### Stored records
------------------------------
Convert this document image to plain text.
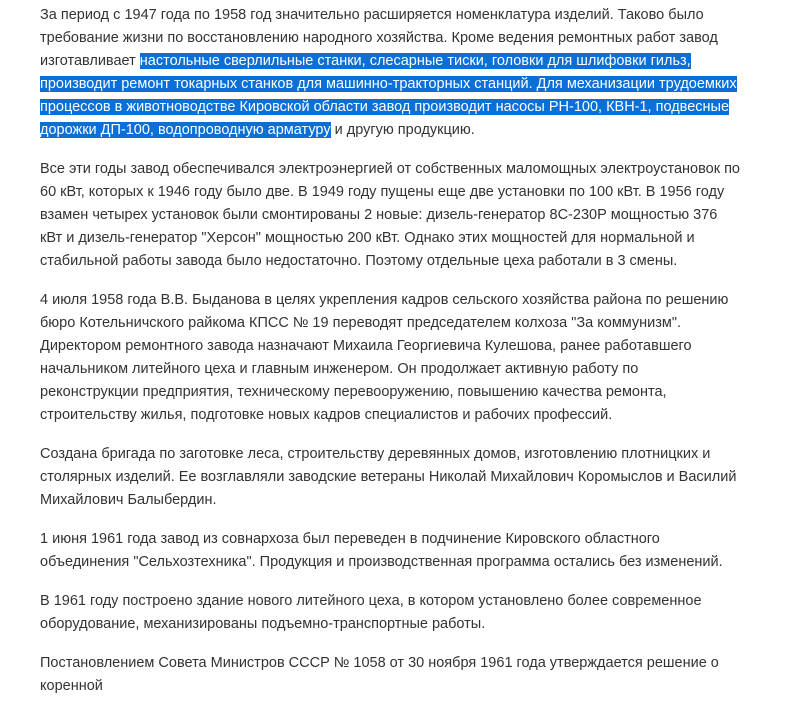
За период с 1947 года по 1958 год значительно расширяется номенклатура изделий. Таково было требование жизни по восстановлению народного хозяйства. Кроме ведения ремонтных работ завод изготавливает настольные сверлильные станки, слесарные тиски, головки для шлифовки гильз, производит ремонт токарных станков для машинно-тракторных станций. Для механизации трудоемких процессов в животноводстве Кировской области завод производит насосы РН-100, КВН-1, подвесные дорожки ДП-100, водопроводную арматуру и другую продукцию.

Все эти годы завод обеспечивался электроэнергией от собственных маломощных электроустановок по 60 кВт, которых к 1946 году было две. В 1949 году пущены еще две установки по 100 кВт. В 1956 году взамен четырех установок были смонтированы 2 новые: дизель-генератор 8С-230Р мощностью 376 кВт и дизель-генератор "Херсон" мощностью 200 кВт. Однако этих мощностей для нормальной и стабильной работы завода было недостаточно. Поэтому отдельные цеха работали в 3 смены.

4 июля 1958 года В.В. Быданова в целях укрепления кадров сельского хозяйства района по решению бюро Котельничского райкома КПСС № 19 переводят председателем колхоза "За коммунизм". Директором ремонтного завода назначают Михаила Георгиевича Кулешова, ранее работавшего начальником литейного цеха и главным инженером. Он продолжает активную работу по реконструкции предприятия, техническому перевооружению, повышению качества ремонта, строительству жилья, подготовке новых кадров специалистов и рабочих профессий.

Создана бригада по заготовке леса, строительству деревянных домов, изготовлению плотницких и столярных изделий. Ее возглавляли заводские ветераны Николай Михайлович Коромыслов и Василий Михайлович Балыбердин.

1 июня 1961 года завод из совнархоза был переведен в подчинение Кировского областного объединения "Сельхозтехника". Продукция и производственная программа остались без изменений.

В 1961 году построено здание нового литейного цеха, в котором установлено более современное оборудование, механизированы подъемно-транспортные работы.

Постановлением Совета Министров СССР № 1058 от 30 ноября 1961 года утверждается решение о коренной
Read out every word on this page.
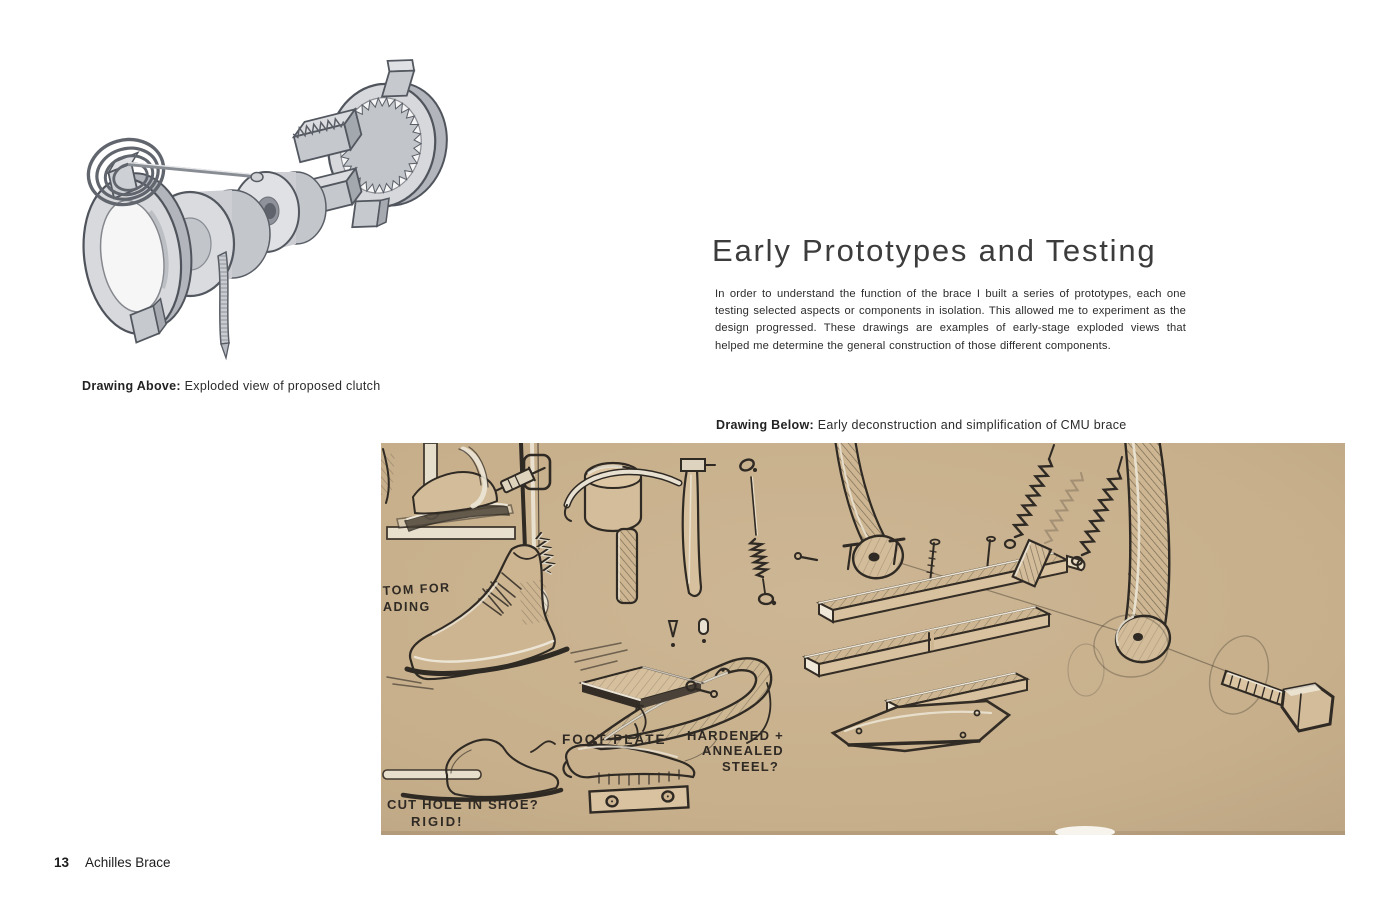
Drawing Above: Exploded view of proposed clutch
Early Prototypes and Testing
In order to understand the function of the brace I built a series of prototypes, each one testing selected aspects or components in isolation. This allowed me to experiment as the design progressed. These drawings are examples of early-stage exploded views that helped me determine the general construction of those different components.
Drawing Below: Early deconstruction and simplification of CMU brace
TOM FOR
ADING
CUT HOLE IN SHOE?
RIGID!
FOOT PLATE HARDENED +
ANNEALED
STEEL?
13 Achilles Brace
------------------------------
### Work to be completed
Identify each line containing the string "завода" and copy it out.

### Answer to the task
Все эти годы завод обеспечивался электроэнергией от собственных маломощных электроустановок по 60 кВт, которых к 1946 году было две. В 1949 году пущены еще две установки по 100 кВт. В 1956 году взамен четырех установок были смонтированы 2 новые: дизель-генератор 8С-230Р мощностью 376 кВт и дизель-генератор "Херсон" мощностью 200 кВт. Однако этих мощностей для нормальной и стабильной работы завода было недостаточно. Поэтому отдельные цеха работали в 3 смены.
4 июля 1958 года В.В. Быданова в целях укрепления кадров сельского хозяйства района по решению бюро Котельничского райкома КПСС № 19 переводят председателем колхоза "За коммунизм". Директором ремонтного завода назначают Михаила Георгиевича Кулешова, ранее работавшего начальником литейного цеха и главным инженером. Он продолжает активную работу по реконструкции предприятия, техническому перевооружению, повышению качества ремонта, строительству жилья, подготовке новых кадров специалистов и рабочих профессий.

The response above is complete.